Stated goal: Gather each line in the entries that includes the string "grid".

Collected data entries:
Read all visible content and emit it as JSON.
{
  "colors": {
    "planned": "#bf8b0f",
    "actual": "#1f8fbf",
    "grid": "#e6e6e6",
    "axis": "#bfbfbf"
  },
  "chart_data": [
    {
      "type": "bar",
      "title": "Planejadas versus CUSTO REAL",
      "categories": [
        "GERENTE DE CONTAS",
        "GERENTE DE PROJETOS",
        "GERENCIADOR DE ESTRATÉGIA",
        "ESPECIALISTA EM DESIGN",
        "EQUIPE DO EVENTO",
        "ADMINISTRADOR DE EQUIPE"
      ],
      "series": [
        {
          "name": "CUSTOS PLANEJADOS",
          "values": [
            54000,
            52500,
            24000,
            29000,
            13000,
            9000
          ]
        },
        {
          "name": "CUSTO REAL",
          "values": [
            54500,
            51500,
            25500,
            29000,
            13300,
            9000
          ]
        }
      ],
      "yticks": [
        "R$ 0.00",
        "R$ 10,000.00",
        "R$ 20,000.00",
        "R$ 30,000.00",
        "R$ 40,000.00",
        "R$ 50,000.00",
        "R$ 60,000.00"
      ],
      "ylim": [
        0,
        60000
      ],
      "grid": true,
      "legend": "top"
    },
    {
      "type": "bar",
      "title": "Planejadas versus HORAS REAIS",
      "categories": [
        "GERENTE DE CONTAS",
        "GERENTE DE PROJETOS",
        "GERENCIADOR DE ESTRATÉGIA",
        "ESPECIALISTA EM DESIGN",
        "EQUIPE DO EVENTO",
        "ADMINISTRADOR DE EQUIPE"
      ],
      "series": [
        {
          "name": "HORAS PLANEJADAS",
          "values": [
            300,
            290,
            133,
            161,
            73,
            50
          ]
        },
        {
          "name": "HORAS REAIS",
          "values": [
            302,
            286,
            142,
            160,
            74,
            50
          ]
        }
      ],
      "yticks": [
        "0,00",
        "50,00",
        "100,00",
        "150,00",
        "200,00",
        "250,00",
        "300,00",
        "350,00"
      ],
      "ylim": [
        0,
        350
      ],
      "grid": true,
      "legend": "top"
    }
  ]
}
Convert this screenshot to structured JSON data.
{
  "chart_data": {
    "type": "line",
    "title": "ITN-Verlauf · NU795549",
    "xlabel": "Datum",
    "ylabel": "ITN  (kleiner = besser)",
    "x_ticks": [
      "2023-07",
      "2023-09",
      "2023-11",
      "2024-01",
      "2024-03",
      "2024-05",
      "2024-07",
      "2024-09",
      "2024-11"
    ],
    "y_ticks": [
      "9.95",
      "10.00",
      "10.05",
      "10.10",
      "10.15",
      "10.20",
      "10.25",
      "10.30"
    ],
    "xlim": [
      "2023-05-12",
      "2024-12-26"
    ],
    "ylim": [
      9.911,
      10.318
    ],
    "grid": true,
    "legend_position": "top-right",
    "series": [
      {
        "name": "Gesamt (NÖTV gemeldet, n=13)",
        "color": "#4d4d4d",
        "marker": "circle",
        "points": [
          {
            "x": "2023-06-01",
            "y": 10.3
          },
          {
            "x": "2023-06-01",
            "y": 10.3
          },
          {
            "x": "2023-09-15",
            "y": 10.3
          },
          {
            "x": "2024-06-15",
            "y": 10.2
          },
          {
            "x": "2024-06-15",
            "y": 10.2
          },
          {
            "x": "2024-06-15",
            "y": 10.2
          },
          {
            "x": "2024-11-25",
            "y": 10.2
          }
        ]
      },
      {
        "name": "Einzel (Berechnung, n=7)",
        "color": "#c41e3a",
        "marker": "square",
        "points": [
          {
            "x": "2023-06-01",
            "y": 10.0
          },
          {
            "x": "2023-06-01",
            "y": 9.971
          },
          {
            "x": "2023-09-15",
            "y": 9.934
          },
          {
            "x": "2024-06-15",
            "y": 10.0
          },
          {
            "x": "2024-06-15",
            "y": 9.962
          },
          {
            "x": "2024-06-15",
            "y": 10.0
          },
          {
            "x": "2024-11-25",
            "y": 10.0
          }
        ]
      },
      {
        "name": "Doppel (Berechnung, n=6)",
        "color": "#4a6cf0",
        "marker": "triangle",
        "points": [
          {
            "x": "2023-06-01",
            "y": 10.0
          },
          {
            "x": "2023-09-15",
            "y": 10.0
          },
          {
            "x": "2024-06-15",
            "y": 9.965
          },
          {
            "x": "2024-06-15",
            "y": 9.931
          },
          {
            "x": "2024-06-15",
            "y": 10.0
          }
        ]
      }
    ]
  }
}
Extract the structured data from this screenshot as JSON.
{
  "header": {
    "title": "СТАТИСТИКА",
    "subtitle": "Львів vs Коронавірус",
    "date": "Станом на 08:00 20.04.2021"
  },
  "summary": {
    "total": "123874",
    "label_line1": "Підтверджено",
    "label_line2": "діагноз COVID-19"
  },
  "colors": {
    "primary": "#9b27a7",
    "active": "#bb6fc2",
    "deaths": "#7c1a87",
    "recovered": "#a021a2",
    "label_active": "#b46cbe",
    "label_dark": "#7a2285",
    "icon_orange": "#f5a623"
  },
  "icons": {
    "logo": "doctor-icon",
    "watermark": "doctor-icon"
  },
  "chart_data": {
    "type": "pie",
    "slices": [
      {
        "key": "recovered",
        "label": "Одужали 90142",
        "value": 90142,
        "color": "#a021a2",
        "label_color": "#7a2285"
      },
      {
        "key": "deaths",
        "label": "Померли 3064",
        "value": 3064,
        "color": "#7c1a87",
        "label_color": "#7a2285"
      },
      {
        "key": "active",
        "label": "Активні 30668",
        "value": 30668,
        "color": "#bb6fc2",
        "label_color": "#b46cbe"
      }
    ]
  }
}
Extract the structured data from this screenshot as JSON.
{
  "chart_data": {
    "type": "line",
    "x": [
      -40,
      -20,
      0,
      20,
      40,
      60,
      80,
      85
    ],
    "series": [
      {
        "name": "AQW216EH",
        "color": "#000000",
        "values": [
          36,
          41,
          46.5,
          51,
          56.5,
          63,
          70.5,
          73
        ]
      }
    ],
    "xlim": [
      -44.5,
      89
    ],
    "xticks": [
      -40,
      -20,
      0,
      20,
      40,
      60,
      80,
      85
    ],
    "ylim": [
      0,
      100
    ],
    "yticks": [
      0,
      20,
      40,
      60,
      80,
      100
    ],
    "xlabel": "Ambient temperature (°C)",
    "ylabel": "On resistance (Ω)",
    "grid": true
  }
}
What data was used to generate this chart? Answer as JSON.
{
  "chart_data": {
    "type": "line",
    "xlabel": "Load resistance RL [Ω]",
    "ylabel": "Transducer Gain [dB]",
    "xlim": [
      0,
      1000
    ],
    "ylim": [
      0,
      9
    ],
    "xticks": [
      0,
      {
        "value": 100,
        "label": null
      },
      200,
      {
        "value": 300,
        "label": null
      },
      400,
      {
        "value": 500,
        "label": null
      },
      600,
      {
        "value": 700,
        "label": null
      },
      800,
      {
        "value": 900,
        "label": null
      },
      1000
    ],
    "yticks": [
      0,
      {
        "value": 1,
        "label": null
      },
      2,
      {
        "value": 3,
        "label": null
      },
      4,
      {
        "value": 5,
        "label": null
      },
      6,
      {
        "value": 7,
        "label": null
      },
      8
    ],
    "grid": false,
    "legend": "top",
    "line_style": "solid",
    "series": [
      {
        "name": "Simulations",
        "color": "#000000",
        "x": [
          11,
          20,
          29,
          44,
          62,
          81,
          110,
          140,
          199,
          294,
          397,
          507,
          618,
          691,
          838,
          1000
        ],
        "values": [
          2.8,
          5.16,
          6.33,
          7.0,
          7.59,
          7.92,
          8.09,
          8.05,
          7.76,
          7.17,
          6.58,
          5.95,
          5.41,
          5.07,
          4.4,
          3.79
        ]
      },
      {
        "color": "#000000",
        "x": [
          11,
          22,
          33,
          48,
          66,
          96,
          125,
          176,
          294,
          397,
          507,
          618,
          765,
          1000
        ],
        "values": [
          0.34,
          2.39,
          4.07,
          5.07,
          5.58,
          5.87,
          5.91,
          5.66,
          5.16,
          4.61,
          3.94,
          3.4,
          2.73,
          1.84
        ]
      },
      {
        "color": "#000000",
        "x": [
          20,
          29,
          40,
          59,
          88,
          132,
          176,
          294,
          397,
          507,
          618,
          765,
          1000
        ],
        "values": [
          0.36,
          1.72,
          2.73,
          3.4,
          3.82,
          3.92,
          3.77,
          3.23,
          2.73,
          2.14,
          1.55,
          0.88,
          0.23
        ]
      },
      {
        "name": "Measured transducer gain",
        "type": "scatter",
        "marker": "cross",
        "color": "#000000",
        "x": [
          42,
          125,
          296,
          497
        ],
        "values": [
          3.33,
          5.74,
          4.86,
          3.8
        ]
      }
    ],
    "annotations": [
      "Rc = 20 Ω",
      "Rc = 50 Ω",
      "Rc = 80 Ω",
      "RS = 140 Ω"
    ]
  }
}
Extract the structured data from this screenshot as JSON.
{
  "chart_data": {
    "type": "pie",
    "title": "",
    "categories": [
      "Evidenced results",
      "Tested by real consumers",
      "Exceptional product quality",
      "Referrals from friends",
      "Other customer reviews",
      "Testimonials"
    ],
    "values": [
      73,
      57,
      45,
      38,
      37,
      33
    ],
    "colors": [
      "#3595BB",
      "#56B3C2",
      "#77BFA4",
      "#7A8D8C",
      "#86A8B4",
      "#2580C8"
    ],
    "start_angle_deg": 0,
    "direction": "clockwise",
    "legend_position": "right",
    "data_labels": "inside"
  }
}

The result:
    "grid": "#e6e6e6",
      "grid": true,
      "grid": true,
    "grid": true,
    "grid": true
    "grid": false,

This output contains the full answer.